#### [SUPPLIED DATA]
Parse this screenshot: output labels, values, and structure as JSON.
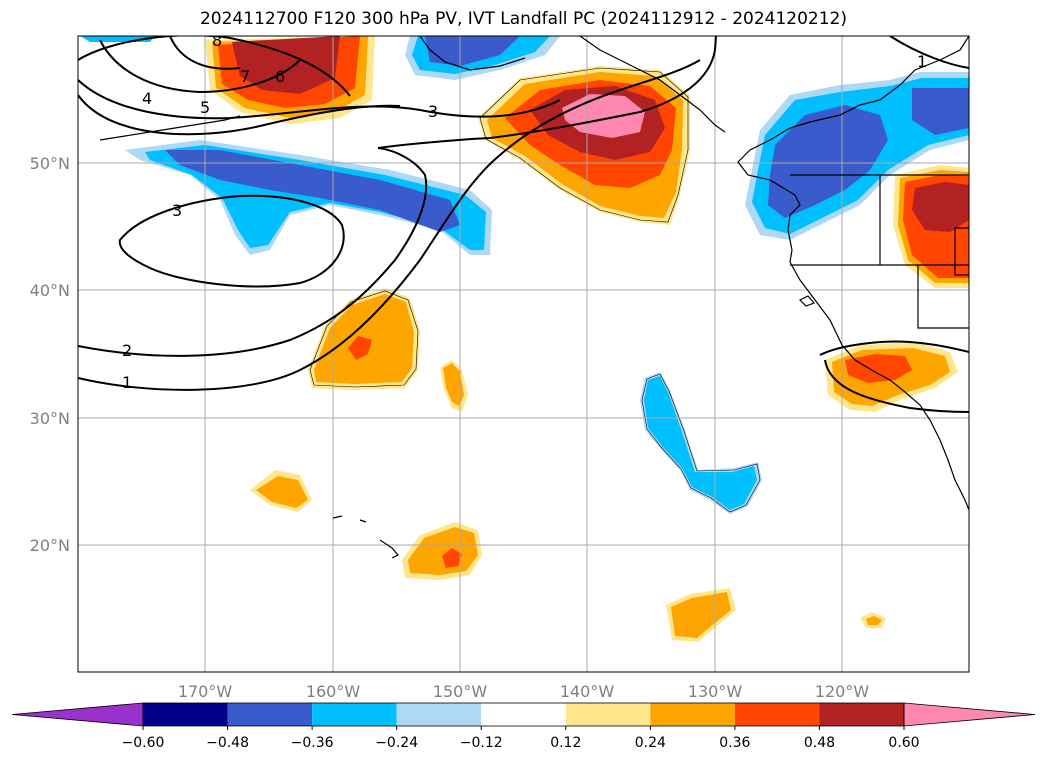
{
  "title": "2024112700 F120 300 hPa PV, IVT Landfall PC (2024112912 - 2024120212)",
  "map": {
    "lat_labels": [
      "50°N",
      "40°N",
      "30°N",
      "20°N"
    ],
    "lon_labels": [
      "170°W",
      "160°W",
      "150°W",
      "140°W",
      "130°W",
      "120°W"
    ],
    "grid": true,
    "contour_labels": [
      "1",
      "2",
      "3",
      "3",
      "4",
      "5",
      "6",
      "7",
      "8",
      "1"
    ]
  },
  "colorbar": {
    "ticks": [
      "−0.60",
      "−0.48",
      "−0.36",
      "−0.24",
      "−0.12",
      "0.12",
      "0.24",
      "0.36",
      "0.48",
      "0.60"
    ],
    "colors": [
      "#9932cc",
      "#00008b",
      "#3a5bcc",
      "#00bfff",
      "#add8f6",
      "#ffffff",
      "#ffe68c",
      "#ffa500",
      "#ff4500",
      "#b22222",
      "#ff88b0"
    ],
    "extend": "both"
  }
}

#### [WHAT YOU WILL DO]
Make a word-for-word copy of the entries, without any pictures.

#### [EXPECTED ANSWER]
Parse this screenshot: output labels, values, and structure as JSON.
{
  "title": "2024112700 F120 300 hPa PV, IVT Landfall PC (2024112912 - 2024120212)",
  "map": {
    "lat_labels": [
      "50°N",
      "40°N",
      "30°N",
      "20°N"
    ],
    "lon_labels": [
      "170°W",
      "160°W",
      "150°W",
      "140°W",
      "130°W",
      "120°W"
    ],
    "grid": true,
    "contour_labels": [
      "1",
      "2",
      "3",
      "3",
      "4",
      "5",
      "6",
      "7",
      "8",
      "1"
    ]
  },
  "colorbar": {
    "ticks": [
      "−0.60",
      "−0.48",
      "−0.36",
      "−0.24",
      "−0.12",
      "0.12",
      "0.24",
      "0.36",
      "0.48",
      "0.60"
    ],
    "colors": [
      "#9932cc",
      "#00008b",
      "#3a5bcc",
      "#00bfff",
      "#add8f6",
      "#ffffff",
      "#ffe68c",
      "#ffa500",
      "#ff4500",
      "#b22222",
      "#ff88b0"
    ],
    "extend": "both"
  }
}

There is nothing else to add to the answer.